■ Given entries ■
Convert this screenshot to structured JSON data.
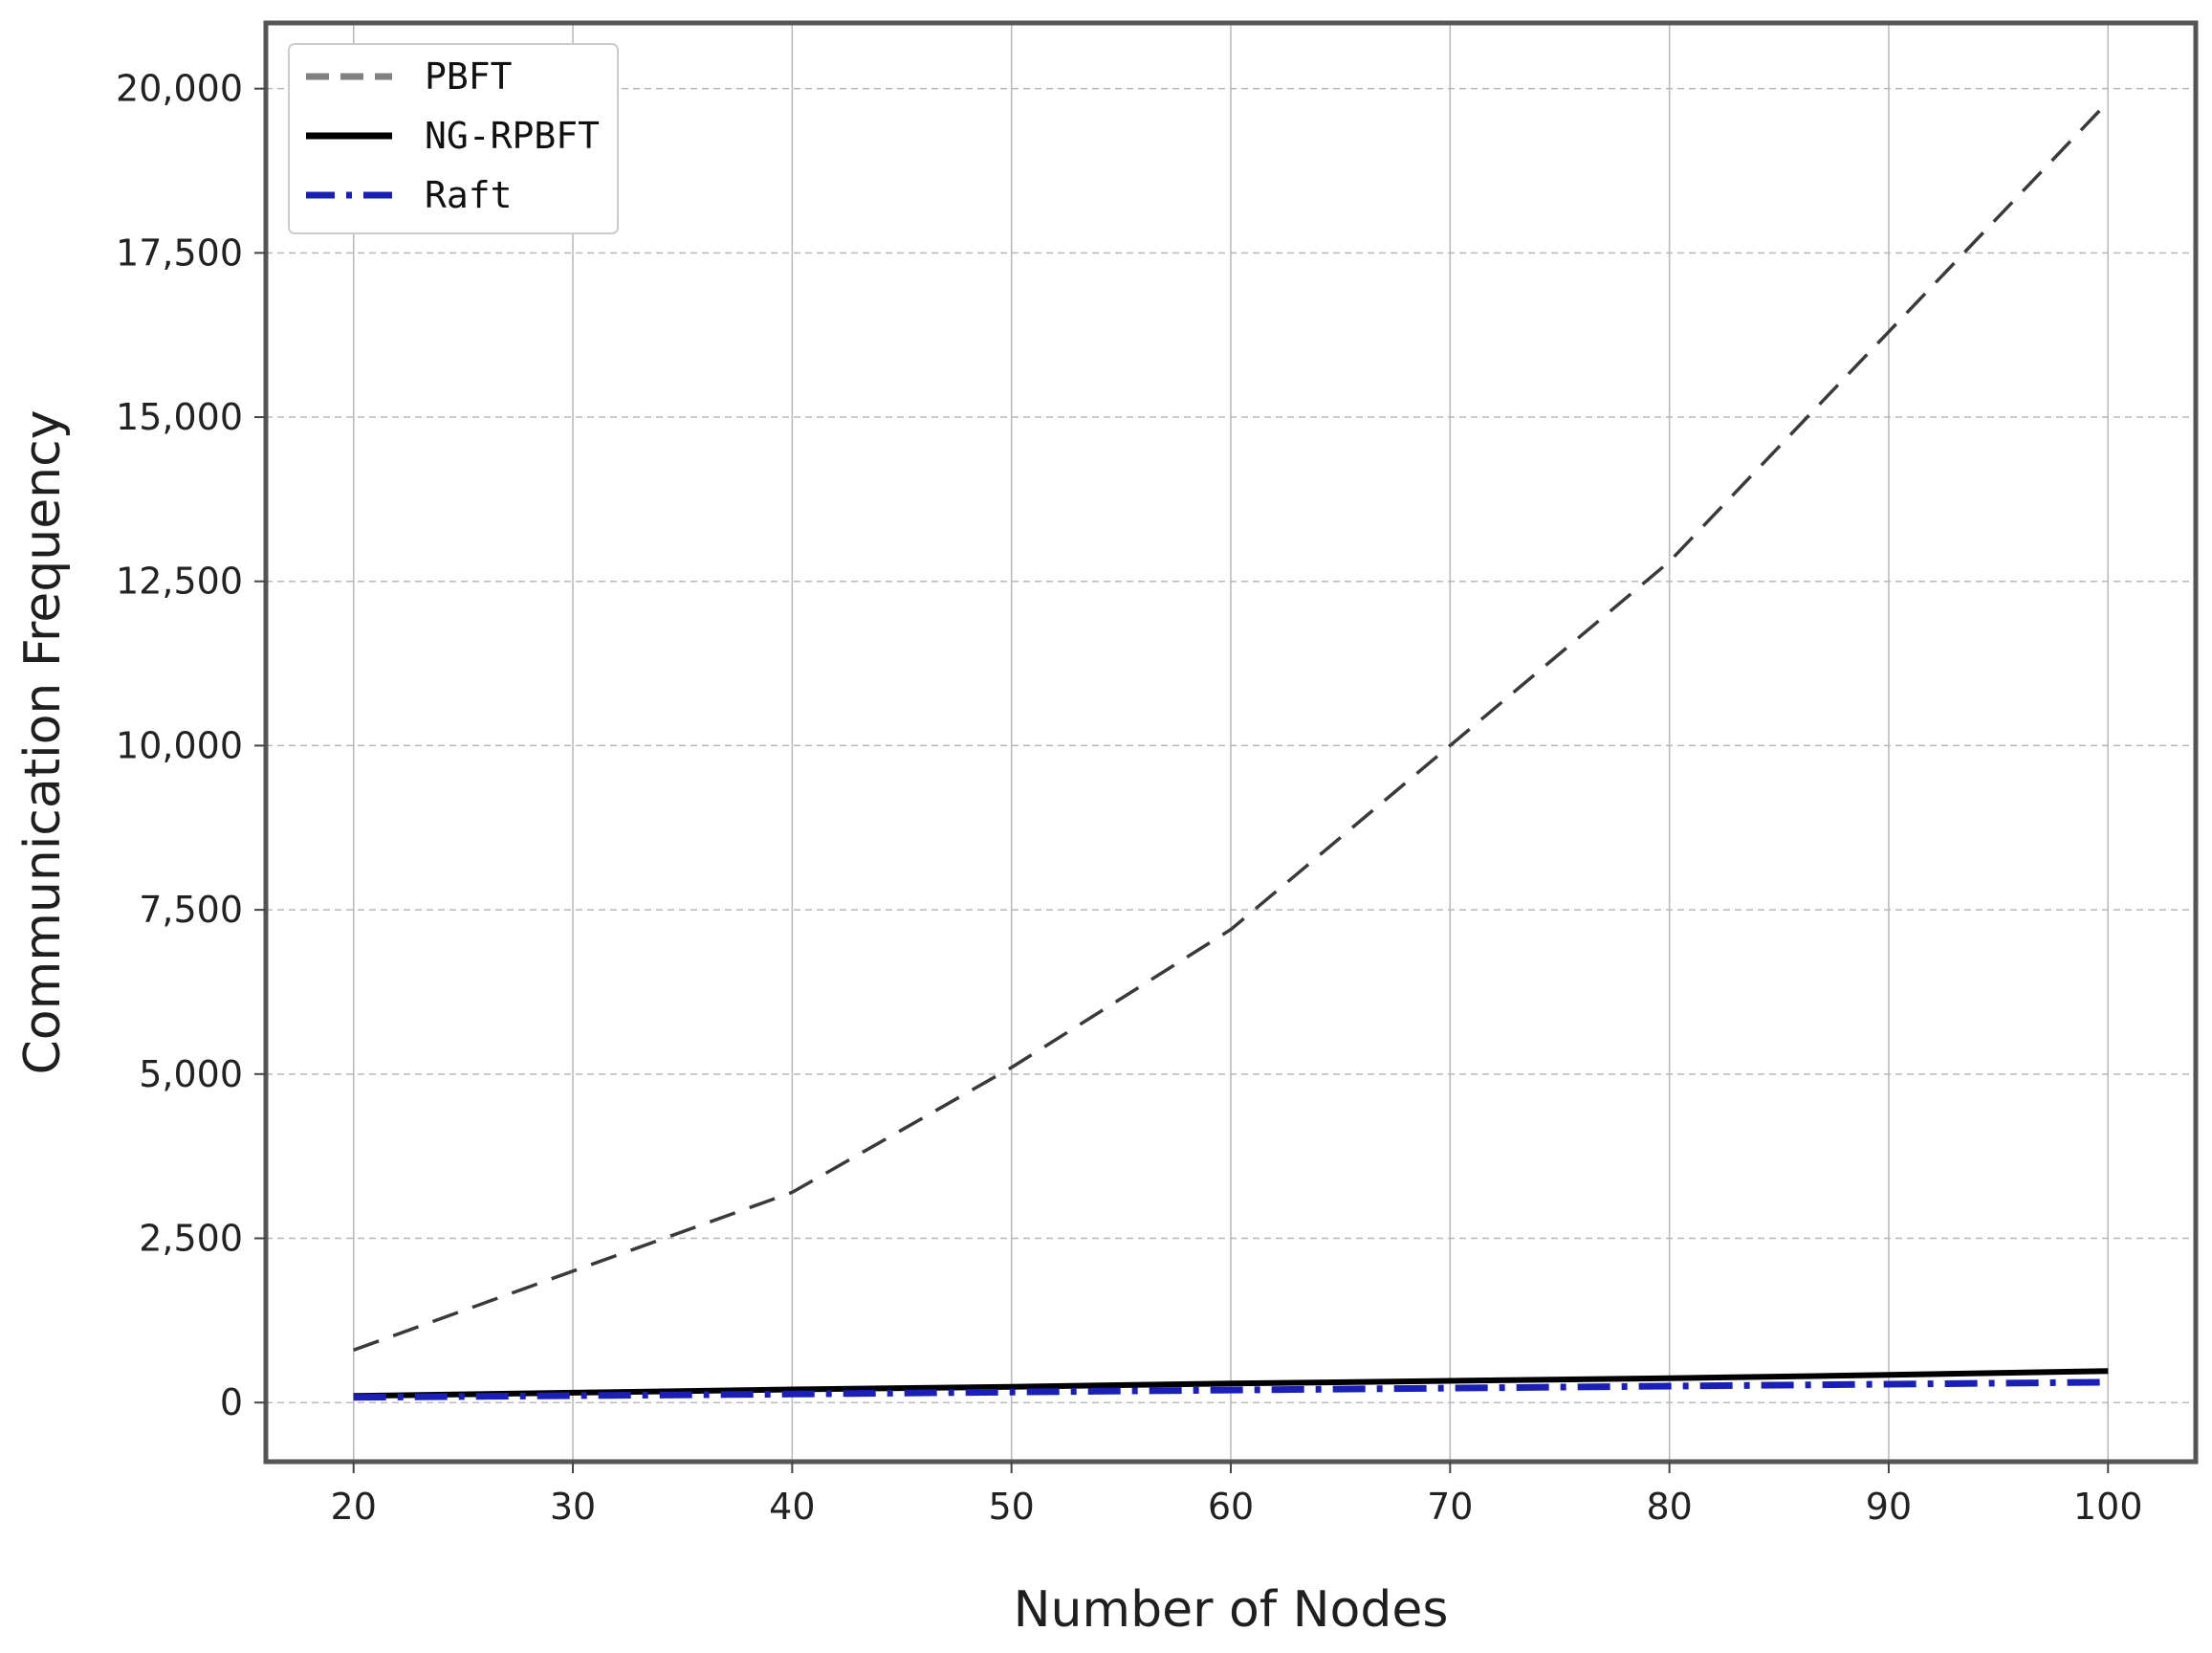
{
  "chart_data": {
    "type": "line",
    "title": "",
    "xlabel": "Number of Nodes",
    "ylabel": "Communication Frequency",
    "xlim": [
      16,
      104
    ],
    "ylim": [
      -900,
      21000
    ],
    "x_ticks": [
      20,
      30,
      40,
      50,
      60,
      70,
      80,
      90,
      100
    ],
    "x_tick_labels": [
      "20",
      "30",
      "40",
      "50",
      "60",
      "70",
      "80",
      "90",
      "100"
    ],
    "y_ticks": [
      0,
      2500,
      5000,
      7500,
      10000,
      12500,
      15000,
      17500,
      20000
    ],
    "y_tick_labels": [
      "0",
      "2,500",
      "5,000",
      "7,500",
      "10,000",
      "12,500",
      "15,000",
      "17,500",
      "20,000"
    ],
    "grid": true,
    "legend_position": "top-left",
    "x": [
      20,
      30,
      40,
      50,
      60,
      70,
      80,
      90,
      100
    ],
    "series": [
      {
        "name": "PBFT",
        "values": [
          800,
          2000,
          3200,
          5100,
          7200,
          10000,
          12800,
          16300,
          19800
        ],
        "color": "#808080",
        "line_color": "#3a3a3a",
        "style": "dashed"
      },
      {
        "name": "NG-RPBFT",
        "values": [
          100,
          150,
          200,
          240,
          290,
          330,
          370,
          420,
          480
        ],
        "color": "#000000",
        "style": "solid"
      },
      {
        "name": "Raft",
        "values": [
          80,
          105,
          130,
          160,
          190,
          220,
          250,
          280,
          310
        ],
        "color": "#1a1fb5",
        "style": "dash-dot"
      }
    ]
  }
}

■ Task details ■
Repeat the data exactly, without the pictures.

■ Response to the exercise ■
Convert this screenshot to structured JSON data.
{
  "chart_data": {
    "type": "line",
    "title": "",
    "xlabel": "Number of Nodes",
    "ylabel": "Communication Frequency",
    "xlim": [
      16,
      104
    ],
    "ylim": [
      -900,
      21000
    ],
    "x_ticks": [
      20,
      30,
      40,
      50,
      60,
      70,
      80,
      90,
      100
    ],
    "x_tick_labels": [
      "20",
      "30",
      "40",
      "50",
      "60",
      "70",
      "80",
      "90",
      "100"
    ],
    "y_ticks": [
      0,
      2500,
      5000,
      7500,
      10000,
      12500,
      15000,
      17500,
      20000
    ],
    "y_tick_labels": [
      "0",
      "2,500",
      "5,000",
      "7,500",
      "10,000",
      "12,500",
      "15,000",
      "17,500",
      "20,000"
    ],
    "grid": true,
    "legend_position": "top-left",
    "x": [
      20,
      30,
      40,
      50,
      60,
      70,
      80,
      90,
      100
    ],
    "series": [
      {
        "name": "PBFT",
        "values": [
          800,
          2000,
          3200,
          5100,
          7200,
          10000,
          12800,
          16300,
          19800
        ],
        "color": "#808080",
        "line_color": "#3a3a3a",
        "style": "dashed"
      },
      {
        "name": "NG-RPBFT",
        "values": [
          100,
          150,
          200,
          240,
          290,
          330,
          370,
          420,
          480
        ],
        "color": "#000000",
        "style": "solid"
      },
      {
        "name": "Raft",
        "values": [
          80,
          105,
          130,
          160,
          190,
          220,
          250,
          280,
          310
        ],
        "color": "#1a1fb5",
        "style": "dash-dot"
      }
    ]
  }
}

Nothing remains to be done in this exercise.